REQUIREMENT -> Comb the records below for the string "screenshot" and copy each line where it turns up.

....................

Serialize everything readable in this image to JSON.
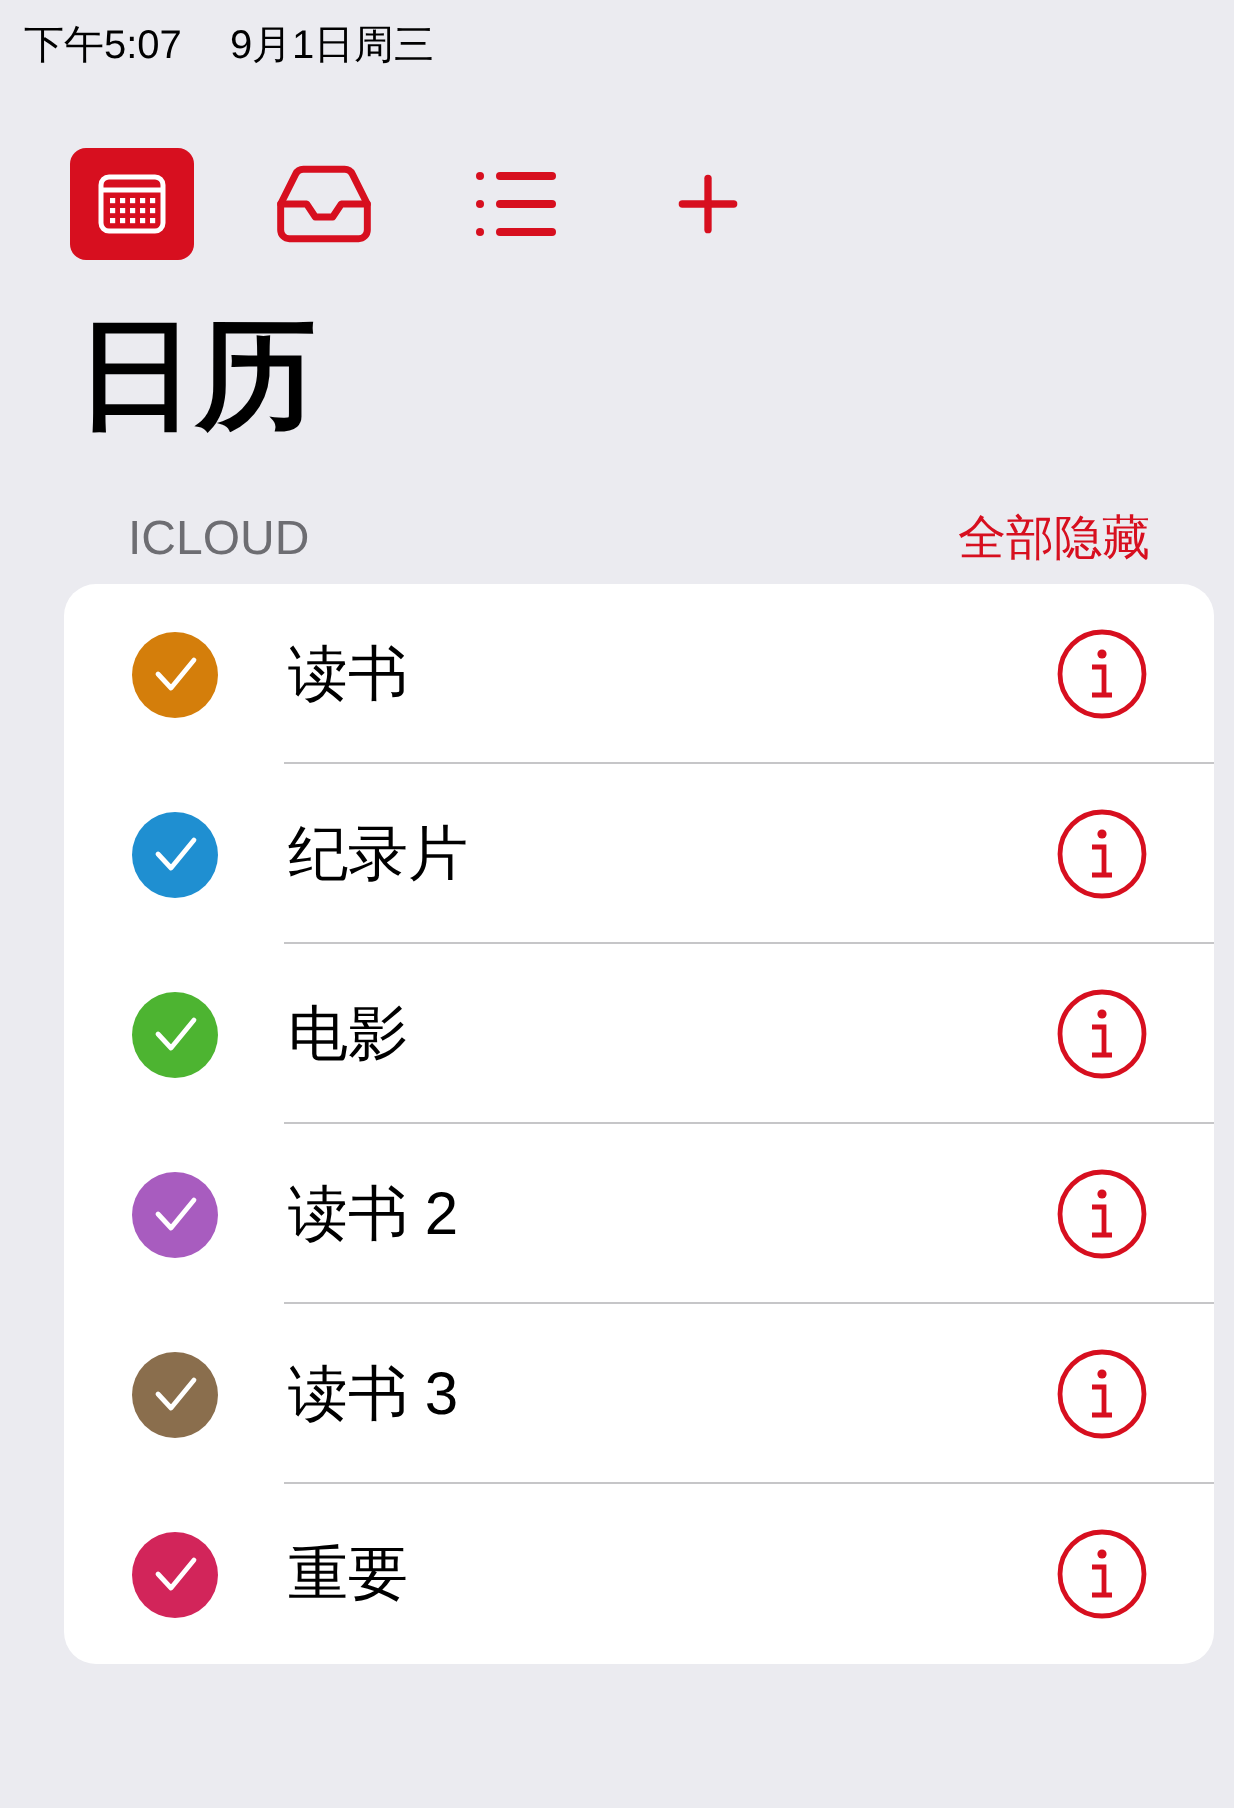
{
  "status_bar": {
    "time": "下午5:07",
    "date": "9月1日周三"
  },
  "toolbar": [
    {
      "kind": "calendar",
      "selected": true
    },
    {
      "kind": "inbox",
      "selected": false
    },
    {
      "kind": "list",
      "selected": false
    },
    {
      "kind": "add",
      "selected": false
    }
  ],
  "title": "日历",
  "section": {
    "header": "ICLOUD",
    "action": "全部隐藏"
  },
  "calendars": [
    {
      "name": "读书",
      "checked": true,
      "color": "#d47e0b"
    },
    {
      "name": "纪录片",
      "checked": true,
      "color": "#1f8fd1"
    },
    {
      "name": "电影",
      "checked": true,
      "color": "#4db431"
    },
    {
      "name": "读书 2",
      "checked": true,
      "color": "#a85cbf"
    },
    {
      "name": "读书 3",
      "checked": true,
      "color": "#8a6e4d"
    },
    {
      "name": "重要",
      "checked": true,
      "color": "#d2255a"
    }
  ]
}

....................

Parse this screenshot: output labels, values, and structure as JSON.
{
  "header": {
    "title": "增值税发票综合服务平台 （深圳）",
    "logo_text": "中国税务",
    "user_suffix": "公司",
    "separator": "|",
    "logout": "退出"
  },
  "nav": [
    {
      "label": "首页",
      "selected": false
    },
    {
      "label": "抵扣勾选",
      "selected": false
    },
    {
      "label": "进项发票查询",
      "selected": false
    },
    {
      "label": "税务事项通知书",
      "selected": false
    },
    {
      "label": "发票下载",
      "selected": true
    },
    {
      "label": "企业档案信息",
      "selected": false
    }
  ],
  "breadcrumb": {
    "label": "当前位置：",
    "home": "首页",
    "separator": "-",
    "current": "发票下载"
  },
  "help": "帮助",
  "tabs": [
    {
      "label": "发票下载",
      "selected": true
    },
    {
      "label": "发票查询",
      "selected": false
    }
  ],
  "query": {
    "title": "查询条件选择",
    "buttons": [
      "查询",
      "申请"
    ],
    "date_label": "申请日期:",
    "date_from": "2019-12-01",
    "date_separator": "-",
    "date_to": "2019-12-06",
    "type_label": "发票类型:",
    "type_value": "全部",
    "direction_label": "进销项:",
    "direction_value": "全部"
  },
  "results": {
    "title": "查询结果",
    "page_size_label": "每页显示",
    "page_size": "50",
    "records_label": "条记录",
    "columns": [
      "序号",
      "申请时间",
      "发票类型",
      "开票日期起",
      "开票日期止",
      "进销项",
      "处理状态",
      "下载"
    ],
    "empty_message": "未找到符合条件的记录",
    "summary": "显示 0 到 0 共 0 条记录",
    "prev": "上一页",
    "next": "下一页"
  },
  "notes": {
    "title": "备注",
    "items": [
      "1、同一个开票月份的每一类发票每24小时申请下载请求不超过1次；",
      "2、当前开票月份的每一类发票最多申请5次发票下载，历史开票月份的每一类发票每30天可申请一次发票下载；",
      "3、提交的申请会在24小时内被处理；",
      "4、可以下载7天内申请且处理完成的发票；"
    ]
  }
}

....................

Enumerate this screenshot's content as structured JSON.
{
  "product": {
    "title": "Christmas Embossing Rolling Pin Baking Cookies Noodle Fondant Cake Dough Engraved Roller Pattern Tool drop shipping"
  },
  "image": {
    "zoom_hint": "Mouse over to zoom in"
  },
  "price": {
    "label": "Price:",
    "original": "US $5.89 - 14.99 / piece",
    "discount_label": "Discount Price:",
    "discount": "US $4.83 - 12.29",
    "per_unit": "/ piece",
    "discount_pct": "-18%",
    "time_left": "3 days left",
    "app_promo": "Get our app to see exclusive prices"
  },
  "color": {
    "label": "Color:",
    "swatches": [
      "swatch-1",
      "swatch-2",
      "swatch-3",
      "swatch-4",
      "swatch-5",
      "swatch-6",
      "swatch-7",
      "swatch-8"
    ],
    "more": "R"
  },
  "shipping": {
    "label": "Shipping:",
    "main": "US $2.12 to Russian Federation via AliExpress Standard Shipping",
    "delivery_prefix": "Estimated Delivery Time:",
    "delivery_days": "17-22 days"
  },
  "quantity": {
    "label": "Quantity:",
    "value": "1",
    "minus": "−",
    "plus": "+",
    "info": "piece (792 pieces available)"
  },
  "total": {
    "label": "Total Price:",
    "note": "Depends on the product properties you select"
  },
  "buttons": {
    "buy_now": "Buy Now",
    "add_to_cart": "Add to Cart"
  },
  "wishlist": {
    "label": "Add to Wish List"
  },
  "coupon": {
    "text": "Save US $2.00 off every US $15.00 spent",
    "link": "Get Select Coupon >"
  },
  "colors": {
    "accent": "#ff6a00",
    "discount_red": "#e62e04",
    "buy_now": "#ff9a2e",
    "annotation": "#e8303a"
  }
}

....................

EXERCISE SOLUTION ->
Parse this screenshot: output labels, values, and structure as JSON.
Enumerate this screenshot's content as structured JSON.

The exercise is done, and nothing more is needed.